§ STATED GOAL:
Report all lines from the entries below in which "现依法向你公司公告送达起诉状副本" appears.

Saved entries
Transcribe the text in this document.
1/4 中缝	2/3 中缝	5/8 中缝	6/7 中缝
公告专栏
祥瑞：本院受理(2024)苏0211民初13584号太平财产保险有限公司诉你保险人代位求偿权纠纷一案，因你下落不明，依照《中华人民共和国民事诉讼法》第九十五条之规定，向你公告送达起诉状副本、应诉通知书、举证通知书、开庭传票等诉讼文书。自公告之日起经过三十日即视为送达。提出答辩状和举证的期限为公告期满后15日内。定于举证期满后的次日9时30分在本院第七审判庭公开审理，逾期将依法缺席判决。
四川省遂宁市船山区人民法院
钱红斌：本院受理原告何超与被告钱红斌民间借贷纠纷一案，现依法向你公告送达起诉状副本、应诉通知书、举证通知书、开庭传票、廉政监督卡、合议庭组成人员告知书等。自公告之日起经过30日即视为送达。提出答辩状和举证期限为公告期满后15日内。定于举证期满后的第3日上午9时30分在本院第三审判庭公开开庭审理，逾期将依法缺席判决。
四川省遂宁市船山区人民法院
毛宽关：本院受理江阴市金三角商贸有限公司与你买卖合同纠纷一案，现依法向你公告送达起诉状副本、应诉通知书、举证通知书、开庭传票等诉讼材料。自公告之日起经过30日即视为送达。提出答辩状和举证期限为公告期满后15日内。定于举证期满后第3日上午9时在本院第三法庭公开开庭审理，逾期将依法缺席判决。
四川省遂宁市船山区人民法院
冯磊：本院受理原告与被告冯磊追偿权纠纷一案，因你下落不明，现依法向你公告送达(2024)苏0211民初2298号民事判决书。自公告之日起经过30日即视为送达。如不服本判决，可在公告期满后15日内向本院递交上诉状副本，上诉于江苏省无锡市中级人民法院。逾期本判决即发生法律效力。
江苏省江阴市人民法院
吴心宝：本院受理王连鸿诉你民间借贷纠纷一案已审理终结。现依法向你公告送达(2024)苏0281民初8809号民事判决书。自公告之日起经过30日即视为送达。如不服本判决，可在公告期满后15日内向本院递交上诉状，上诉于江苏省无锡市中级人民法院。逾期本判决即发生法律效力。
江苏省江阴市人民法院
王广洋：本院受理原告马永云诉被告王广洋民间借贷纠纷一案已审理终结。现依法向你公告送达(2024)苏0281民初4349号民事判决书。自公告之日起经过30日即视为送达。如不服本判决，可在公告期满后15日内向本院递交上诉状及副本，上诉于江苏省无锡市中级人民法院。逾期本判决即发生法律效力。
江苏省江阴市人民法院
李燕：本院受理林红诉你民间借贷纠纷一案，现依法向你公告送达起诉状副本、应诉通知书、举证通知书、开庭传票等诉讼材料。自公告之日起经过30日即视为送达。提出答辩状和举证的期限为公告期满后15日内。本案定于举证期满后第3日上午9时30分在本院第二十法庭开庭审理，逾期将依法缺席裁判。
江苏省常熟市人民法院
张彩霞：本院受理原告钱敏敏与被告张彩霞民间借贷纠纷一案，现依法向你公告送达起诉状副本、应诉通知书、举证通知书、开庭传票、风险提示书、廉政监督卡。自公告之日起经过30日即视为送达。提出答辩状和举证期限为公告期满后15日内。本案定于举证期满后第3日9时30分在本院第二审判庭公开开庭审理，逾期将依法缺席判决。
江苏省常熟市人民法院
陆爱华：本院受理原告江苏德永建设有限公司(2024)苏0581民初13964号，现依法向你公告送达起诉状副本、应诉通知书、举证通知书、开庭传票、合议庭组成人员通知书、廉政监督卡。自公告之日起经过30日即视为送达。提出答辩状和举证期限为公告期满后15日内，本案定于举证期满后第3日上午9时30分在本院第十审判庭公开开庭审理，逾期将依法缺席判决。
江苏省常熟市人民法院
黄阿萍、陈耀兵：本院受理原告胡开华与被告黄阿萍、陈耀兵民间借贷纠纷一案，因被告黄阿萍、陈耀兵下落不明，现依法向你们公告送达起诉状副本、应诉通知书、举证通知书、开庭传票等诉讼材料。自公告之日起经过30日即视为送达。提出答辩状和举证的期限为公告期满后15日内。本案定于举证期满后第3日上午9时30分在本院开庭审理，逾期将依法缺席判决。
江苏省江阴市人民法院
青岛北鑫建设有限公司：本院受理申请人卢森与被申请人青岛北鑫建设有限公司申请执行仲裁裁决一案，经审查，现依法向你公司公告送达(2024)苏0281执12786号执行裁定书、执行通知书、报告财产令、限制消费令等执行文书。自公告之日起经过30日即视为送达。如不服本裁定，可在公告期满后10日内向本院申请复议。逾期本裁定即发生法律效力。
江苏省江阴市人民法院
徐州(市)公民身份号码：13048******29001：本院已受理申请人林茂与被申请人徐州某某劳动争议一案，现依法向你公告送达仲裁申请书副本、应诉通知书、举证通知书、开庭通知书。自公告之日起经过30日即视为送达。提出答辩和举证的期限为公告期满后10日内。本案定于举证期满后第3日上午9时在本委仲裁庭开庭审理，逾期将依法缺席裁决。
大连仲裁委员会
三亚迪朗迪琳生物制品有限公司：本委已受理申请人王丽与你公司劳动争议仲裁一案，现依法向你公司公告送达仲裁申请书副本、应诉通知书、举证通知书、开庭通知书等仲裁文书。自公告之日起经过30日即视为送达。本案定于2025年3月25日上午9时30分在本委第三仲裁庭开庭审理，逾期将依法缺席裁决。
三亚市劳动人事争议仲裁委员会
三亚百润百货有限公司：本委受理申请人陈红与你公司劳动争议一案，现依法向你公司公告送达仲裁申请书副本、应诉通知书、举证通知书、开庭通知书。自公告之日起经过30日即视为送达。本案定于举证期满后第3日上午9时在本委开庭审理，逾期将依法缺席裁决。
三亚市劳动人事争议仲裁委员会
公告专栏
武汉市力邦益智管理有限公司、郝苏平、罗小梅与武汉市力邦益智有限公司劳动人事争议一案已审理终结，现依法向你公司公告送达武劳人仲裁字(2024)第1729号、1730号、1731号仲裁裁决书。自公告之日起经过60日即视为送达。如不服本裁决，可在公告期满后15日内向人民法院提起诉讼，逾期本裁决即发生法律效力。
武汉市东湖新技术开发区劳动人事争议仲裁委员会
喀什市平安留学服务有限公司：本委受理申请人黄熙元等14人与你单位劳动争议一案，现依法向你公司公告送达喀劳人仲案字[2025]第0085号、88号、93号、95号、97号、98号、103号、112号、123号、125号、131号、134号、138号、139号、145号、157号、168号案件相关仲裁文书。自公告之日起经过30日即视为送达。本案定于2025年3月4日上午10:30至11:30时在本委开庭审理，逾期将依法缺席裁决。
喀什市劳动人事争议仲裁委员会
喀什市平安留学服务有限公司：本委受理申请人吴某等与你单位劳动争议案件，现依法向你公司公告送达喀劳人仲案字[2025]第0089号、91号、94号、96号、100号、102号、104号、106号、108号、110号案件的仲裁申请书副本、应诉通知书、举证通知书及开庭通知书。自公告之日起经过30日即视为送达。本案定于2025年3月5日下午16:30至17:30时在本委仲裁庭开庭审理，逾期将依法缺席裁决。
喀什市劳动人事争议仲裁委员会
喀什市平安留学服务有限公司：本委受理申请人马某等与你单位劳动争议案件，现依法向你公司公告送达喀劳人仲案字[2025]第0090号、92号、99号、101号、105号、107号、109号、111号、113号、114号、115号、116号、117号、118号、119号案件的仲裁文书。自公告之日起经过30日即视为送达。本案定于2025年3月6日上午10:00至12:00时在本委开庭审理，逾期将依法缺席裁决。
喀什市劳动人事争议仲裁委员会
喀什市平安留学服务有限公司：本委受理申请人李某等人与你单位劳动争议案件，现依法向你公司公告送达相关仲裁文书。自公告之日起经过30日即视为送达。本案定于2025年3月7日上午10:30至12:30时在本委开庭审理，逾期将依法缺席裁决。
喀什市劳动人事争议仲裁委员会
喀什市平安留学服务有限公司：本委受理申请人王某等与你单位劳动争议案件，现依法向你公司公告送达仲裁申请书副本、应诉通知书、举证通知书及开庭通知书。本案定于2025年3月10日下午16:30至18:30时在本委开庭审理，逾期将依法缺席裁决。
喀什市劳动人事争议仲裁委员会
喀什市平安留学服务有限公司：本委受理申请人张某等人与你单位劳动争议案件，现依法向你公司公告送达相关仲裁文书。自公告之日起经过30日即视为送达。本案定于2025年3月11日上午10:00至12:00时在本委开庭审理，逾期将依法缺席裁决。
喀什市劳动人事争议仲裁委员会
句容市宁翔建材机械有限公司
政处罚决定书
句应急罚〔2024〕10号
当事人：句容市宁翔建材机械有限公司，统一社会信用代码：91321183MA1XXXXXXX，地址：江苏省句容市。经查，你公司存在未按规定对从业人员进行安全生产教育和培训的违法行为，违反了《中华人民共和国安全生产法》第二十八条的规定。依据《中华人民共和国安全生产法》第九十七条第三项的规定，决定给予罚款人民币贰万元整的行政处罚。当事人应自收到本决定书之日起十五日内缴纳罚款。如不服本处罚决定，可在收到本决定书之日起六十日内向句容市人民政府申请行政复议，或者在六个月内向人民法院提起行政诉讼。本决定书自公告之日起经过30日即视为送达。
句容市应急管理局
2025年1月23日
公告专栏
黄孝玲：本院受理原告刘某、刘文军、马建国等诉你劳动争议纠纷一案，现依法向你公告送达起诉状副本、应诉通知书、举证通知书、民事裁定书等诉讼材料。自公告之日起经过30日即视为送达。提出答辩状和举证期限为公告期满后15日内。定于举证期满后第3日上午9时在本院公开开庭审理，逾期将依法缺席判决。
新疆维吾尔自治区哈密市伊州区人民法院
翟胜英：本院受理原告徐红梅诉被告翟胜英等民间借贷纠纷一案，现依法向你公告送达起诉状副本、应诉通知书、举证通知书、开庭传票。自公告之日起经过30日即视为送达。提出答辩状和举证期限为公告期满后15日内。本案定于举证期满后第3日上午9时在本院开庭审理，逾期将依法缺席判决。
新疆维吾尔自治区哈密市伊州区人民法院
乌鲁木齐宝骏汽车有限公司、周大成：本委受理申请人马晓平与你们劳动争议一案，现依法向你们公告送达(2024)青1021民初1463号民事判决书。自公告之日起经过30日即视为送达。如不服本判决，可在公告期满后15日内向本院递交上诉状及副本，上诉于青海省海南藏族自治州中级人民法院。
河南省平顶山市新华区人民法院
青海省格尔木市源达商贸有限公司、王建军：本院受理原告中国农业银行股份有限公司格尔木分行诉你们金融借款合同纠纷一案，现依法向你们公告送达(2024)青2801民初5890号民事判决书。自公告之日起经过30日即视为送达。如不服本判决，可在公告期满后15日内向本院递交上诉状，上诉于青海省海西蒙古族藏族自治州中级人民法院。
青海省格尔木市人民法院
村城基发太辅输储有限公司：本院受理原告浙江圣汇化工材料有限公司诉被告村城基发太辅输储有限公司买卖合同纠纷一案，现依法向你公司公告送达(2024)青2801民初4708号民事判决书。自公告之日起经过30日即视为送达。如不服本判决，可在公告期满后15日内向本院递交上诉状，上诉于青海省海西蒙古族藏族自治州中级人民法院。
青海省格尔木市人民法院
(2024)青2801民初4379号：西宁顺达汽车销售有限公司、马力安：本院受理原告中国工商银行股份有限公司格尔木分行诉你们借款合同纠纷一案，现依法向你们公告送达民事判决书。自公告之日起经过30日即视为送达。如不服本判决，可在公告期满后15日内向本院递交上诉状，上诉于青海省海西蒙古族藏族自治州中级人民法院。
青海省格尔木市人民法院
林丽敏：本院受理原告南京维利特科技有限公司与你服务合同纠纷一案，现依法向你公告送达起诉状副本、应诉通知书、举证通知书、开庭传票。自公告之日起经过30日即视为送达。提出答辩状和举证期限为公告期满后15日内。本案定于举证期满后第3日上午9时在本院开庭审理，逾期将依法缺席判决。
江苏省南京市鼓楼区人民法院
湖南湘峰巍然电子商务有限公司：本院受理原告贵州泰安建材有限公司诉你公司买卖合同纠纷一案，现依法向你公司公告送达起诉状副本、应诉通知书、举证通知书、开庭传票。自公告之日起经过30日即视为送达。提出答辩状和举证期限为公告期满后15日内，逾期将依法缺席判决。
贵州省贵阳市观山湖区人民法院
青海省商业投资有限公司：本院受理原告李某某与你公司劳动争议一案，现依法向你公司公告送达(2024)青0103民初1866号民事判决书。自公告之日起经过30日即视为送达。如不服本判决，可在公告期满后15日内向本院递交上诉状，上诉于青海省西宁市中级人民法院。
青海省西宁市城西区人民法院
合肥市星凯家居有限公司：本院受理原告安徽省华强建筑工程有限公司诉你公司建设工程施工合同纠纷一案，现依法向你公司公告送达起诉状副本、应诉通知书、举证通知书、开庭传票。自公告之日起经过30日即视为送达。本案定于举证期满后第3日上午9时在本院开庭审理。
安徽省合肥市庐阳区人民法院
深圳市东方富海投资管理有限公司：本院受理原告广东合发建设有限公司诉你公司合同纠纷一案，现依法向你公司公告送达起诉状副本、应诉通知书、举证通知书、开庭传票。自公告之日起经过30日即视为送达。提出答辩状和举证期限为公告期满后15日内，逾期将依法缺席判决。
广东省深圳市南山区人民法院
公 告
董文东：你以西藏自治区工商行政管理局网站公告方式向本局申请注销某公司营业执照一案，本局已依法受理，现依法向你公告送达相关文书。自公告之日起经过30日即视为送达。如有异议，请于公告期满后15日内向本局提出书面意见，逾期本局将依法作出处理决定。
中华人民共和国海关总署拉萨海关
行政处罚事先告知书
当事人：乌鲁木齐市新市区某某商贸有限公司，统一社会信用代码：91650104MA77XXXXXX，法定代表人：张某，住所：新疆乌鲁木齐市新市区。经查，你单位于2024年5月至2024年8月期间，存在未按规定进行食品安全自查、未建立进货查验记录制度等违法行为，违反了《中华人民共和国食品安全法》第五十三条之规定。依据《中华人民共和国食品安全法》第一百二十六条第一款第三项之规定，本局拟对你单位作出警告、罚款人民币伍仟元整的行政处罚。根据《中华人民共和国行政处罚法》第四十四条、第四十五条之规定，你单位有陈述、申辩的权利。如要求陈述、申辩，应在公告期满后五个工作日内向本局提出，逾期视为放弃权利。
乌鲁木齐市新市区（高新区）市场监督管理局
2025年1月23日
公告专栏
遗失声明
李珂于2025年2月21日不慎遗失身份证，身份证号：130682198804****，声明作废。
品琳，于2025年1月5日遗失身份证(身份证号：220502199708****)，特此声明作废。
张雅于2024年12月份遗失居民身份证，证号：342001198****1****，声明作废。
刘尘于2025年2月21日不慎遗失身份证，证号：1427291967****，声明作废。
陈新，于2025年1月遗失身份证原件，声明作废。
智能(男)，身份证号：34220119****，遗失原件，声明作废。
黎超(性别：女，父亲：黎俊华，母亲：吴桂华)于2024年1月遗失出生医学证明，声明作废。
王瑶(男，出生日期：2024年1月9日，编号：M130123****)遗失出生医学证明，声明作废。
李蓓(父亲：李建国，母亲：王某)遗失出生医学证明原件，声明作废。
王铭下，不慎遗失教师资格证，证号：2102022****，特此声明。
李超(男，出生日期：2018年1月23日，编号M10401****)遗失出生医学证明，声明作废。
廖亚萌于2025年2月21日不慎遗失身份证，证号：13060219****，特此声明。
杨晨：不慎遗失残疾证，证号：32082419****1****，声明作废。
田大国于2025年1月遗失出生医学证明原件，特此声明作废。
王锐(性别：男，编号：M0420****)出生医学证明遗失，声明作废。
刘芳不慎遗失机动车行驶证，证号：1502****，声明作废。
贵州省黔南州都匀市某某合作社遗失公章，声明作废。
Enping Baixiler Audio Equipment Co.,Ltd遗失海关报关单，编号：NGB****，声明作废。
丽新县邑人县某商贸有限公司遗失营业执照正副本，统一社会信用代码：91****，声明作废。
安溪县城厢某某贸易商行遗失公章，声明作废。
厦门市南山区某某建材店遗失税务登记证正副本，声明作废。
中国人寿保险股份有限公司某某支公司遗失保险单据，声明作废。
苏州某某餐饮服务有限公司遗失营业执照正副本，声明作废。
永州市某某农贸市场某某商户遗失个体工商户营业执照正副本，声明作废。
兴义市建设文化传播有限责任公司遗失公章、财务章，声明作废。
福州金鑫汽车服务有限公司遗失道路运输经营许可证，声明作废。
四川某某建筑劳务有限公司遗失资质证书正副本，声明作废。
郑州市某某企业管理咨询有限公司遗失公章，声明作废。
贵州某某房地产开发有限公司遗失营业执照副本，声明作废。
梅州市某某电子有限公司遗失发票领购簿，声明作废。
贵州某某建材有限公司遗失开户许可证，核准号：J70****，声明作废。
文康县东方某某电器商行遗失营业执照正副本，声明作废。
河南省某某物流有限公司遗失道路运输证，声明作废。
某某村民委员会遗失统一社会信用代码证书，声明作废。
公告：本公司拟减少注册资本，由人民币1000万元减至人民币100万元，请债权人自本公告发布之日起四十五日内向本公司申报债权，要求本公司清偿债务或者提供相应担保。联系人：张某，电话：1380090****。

§ OUTPUT OF THE TASK:
湖南湘峰巍然电子商务有限公司：本院受理原告贵州泰安建材有限公司诉你公司买卖合同纠纷一案，现依法向你公司公告送达起诉状副本、应诉通知书、举证通知书、开庭传票。自公告之日起经过30日即视为送达。提出答辩状和举证期限为公告期满后15日内，逾期将依法缺席判决。
合肥市星凯家居有限公司：本院受理原告安徽省华强建筑工程有限公司诉你公司建设工程施工合同纠纷一案，现依法向你公司公告送达起诉状副本、应诉通知书、举证通知书、开庭传票。自公告之日起经过30日即视为送达。本案定于举证期满后第3日上午9时在本院开庭审理。
深圳市东方富海投资管理有限公司：本院受理原告广东合发建设有限公司诉你公司合同纠纷一案，现依法向你公司公告送达起诉状副本、应诉通知书、举证通知书、开庭传票。自公告之日起经过30日即视为送达。提出答辩状和举证期限为公告期满后15日内，逾期将依法缺席判决。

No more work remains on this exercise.